● **Quoted text**:

A Glorious Army: Robert E. Lee Triumph, 1862-1863 by Jeffery Wert looks at why the AoNV almost won the war from The 7 Days to Gettysburg.

At 1,280 pages, Hearts Touched by Fire: The Best of Battles and Leaders of the Civil War requires some heavy lifting.  The book is an adaption of the popular the Century magazine series published from 1884 to 1887.  James M. McPherson, James L. Robertson Jr., Stephen W. Sears, Craig L. Symonds and Harold Holzer are the editors.

The Union War by Gary W. Gallagher looks at the importance of the idea of Union to the North and how this motivated them throughout the war.

The Siege of Washington: The Untold Story of the Twelve Days That Shook the Union by John and Charles Lockwood offer a heart pounding, minute-by-minute account of the twelve days from April 14 to 25, 1861. The fall of Washington would have been a disaster: it would have crippled the federal government, left the remaining Northern states in disarray, and almost certainly triggered the secession of Maryland.

Confederate Outlaw: Champ Ferguson and the Civil War in Appalachia by Brian D. McKnight takes a careful look the complexity of this legendary character executed for his role in murdering fifty-three loyal citizens of Kentucky and Tennessee during the Civil War.

1861: The Civil War Awakening by Adam Goodheart is the object of an intense advertising campaign.  The author, a columnist for the New York Times, is a frequent contributor to magazines.  This is his first Civil War book.  Professional reviews are excellent, see NPR and Facebook.  Amazon reviews are mixed.  You might want to look this book over prior to purchasing it.

May 2011

Defeating Lee: A History of the Second Corps, Army of the Potomac by Lawrence A. Kreiser Jr. follows the unit’s creation and rise to prominence, the battles that earned it a reputation for hard fighting, and the legacy its veterans sought to maintain in the years after the Civil War.

The Won Cause: Black and White Comradeship in the Grand Army of the Republic by Barbara Gannon.  This book challenges the conventional view that white Union veterans did not defend the freedoms and interests of African American veterans after the war.

● **Data section**:
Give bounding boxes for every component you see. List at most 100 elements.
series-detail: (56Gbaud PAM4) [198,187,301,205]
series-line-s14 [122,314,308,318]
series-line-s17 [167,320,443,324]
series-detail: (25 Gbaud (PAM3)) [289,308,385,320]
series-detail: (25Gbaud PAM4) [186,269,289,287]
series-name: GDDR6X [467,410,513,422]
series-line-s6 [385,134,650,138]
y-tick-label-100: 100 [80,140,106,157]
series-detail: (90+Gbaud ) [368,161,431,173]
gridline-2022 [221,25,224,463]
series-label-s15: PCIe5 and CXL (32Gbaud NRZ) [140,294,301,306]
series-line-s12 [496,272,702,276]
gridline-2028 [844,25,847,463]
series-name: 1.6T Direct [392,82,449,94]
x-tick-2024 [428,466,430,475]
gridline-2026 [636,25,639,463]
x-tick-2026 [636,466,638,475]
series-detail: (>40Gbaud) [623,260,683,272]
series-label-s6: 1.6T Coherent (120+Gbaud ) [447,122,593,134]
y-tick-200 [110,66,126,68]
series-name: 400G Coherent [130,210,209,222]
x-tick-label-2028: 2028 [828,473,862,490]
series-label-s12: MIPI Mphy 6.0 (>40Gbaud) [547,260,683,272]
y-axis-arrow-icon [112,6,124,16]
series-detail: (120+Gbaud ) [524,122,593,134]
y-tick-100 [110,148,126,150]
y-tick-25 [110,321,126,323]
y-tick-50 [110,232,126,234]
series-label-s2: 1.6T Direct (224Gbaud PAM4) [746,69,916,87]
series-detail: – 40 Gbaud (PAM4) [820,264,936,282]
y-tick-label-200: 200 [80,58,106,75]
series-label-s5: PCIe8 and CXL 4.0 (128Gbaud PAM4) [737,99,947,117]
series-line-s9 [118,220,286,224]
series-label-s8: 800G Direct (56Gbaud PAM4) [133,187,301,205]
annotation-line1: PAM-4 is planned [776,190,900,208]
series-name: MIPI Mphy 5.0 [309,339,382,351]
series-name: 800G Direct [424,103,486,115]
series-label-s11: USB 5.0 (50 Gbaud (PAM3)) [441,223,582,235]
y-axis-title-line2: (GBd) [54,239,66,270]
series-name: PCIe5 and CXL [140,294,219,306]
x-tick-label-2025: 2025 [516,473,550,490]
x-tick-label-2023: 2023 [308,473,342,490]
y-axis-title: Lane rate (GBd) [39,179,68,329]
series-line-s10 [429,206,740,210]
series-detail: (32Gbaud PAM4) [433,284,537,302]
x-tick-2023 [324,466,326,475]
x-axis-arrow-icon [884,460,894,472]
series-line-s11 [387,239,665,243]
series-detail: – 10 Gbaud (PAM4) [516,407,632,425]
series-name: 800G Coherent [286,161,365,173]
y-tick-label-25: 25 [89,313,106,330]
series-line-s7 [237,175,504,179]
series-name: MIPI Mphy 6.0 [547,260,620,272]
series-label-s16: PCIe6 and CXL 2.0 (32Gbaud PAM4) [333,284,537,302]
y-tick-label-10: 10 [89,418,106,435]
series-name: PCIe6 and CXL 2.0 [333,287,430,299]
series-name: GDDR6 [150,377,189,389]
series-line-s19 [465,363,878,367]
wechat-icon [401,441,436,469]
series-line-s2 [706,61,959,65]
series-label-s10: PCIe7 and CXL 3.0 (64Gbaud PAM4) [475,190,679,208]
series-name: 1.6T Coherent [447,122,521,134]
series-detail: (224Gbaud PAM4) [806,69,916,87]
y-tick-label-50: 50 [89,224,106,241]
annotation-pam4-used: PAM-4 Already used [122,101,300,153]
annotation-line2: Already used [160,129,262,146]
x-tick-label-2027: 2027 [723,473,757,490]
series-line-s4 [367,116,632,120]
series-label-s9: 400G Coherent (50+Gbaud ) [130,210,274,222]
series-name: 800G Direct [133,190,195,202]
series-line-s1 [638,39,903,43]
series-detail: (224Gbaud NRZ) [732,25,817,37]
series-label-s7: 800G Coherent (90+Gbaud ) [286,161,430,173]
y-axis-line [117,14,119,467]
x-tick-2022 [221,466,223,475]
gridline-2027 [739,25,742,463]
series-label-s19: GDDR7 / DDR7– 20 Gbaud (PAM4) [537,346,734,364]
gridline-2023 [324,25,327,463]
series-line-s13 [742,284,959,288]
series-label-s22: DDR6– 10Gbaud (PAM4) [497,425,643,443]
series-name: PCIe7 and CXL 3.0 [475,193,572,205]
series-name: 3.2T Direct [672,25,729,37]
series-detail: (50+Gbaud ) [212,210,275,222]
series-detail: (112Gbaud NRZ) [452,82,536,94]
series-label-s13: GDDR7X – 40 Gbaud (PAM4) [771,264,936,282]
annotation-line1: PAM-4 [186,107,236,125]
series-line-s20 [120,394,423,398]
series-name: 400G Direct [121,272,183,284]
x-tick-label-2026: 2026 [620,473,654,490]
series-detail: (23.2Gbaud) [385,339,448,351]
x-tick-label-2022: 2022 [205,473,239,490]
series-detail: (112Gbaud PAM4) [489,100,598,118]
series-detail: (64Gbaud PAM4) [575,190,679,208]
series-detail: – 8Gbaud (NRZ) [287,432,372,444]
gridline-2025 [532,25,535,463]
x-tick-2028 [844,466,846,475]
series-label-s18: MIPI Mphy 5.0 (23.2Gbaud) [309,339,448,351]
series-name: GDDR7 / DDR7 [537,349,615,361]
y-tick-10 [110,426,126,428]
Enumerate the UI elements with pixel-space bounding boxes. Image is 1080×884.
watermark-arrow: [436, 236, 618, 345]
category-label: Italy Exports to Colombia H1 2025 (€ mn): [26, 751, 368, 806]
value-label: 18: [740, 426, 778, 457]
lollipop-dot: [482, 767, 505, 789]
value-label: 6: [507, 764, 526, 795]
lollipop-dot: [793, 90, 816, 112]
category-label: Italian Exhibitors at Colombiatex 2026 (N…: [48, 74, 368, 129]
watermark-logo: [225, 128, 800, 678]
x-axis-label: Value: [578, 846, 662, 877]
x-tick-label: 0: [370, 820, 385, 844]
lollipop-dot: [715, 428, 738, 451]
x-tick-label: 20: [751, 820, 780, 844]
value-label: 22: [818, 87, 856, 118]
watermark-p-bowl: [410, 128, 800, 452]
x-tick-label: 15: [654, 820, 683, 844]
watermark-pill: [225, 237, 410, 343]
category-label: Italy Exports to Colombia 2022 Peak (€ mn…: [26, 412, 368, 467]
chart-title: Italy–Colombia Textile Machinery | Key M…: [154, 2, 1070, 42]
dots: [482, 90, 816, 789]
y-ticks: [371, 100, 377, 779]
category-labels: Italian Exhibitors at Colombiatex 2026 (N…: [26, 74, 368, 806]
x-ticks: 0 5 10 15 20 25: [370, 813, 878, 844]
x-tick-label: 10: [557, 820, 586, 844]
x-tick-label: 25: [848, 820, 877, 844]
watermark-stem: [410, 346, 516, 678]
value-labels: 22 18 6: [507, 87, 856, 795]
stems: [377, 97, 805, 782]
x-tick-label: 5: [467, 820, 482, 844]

● **Jobs**:
[1] In the Civil War book notes, over which years was the Century magazine series behind Hearts Touched by Fire published?
[2] Pick up the Civil War book notes right after the entry on The Won Cause and carry them on.

● **Written answers**:
[1] 1884 to 1887

[2]
A new author joins our ranks this month, Anthony Gaughan’s The Last Battle of the Civil War: United States Versus Lee, 1861-1883 is due from LSU.  This book looks at the battle over the estate that became Arlington National Cemetery.

Sing Not War: The Lives of Union and Confederate Veterans in Gilded Age America by James Marten looks at “army veterans reentered–or struggled to reenter–the lives and communities they had left behind.”  We have very little of this type of information about “good wars” and this should be a valuable addition to what we have.

The Enemy Within: Fears of Corruption in the Civil War North by Michael Thomas Smith looks a corruption and the fear of corruption during the war.  More than a few people did things that looked or were dishonest.

The Dogs of War: 1861 by Emory M. Thomas covers the delusions that dominated each side’s thinking as America went to war.

Quantrill at Lawrence: The Untold Story by Paul Petersen looks at this raid. The press release talks about the “legacy of lies” that surrounded the stories of the raid.”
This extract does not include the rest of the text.